## The task
All of the records below must be output exactly, with no pictures carried over.

## Excerpted records
╔══
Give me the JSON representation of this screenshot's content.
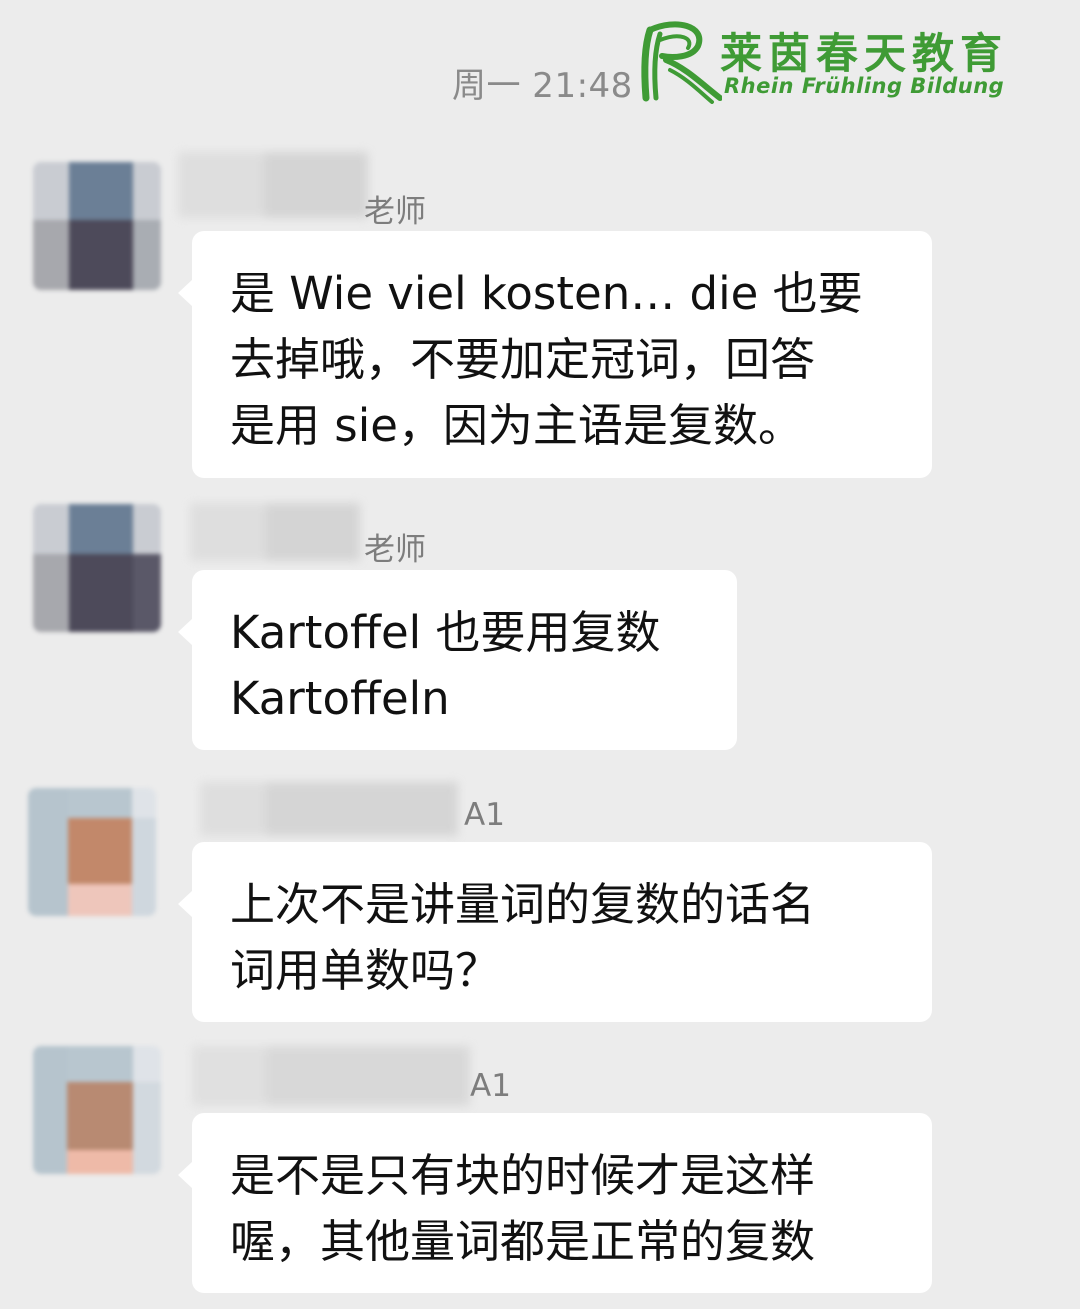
{
  "timestamp": "周一 21:48",
  "watermark": {
    "chinese": "莱茵春天教育",
    "english": "Rhein Frühling Bildung",
    "color": "#3f9b35"
  },
  "messages": [
    {
      "sender_visible": "老师",
      "lines": [
        "是 Wie viel kosten… die 也要",
        "去掉哦，不要加定冠词，回答",
        "是用 sie，因为主语是复数。"
      ]
    },
    {
      "sender_visible": "老师",
      "lines": [
        "Kartoffel 也要用复数",
        "Kartoffeln"
      ]
    },
    {
      "sender_visible": "A1",
      "lines": [
        "上次不是讲量词的复数的话名",
        "词用单数吗？"
      ]
    },
    {
      "sender_visible": "A1",
      "lines": [
        "是不是只有块的时候才是这样",
        "喔，其他量词都是正常的复数"
      ]
    }
  ],
  "colors": {
    "background": "#ececec",
    "bubble": "#ffffff",
    "text": "#111111",
    "meta_text": "#8a8a8a"
  }
}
╚══
## Response
Give me the JSON representation of this screenshot's content.
{
  "timestamp": "周一 21:48",
  "watermark": {
    "chinese": "莱茵春天教育",
    "english": "Rhein Frühling Bildung",
    "color": "#3f9b35"
  },
  "messages": [
    {
      "sender_visible": "老师",
      "lines": [
        "是 Wie viel kosten… die 也要",
        "去掉哦，不要加定冠词，回答",
        "是用 sie，因为主语是复数。"
      ]
    },
    {
      "sender_visible": "老师",
      "lines": [
        "Kartoffel 也要用复数",
        "Kartoffeln"
      ]
    },
    {
      "sender_visible": "A1",
      "lines": [
        "上次不是讲量词的复数的话名",
        "词用单数吗？"
      ]
    },
    {
      "sender_visible": "A1",
      "lines": [
        "是不是只有块的时候才是这样",
        "喔，其他量词都是正常的复数"
      ]
    }
  ],
  "colors": {
    "background": "#ececec",
    "bubble": "#ffffff",
    "text": "#111111",
    "meta_text": "#8a8a8a"
  }
}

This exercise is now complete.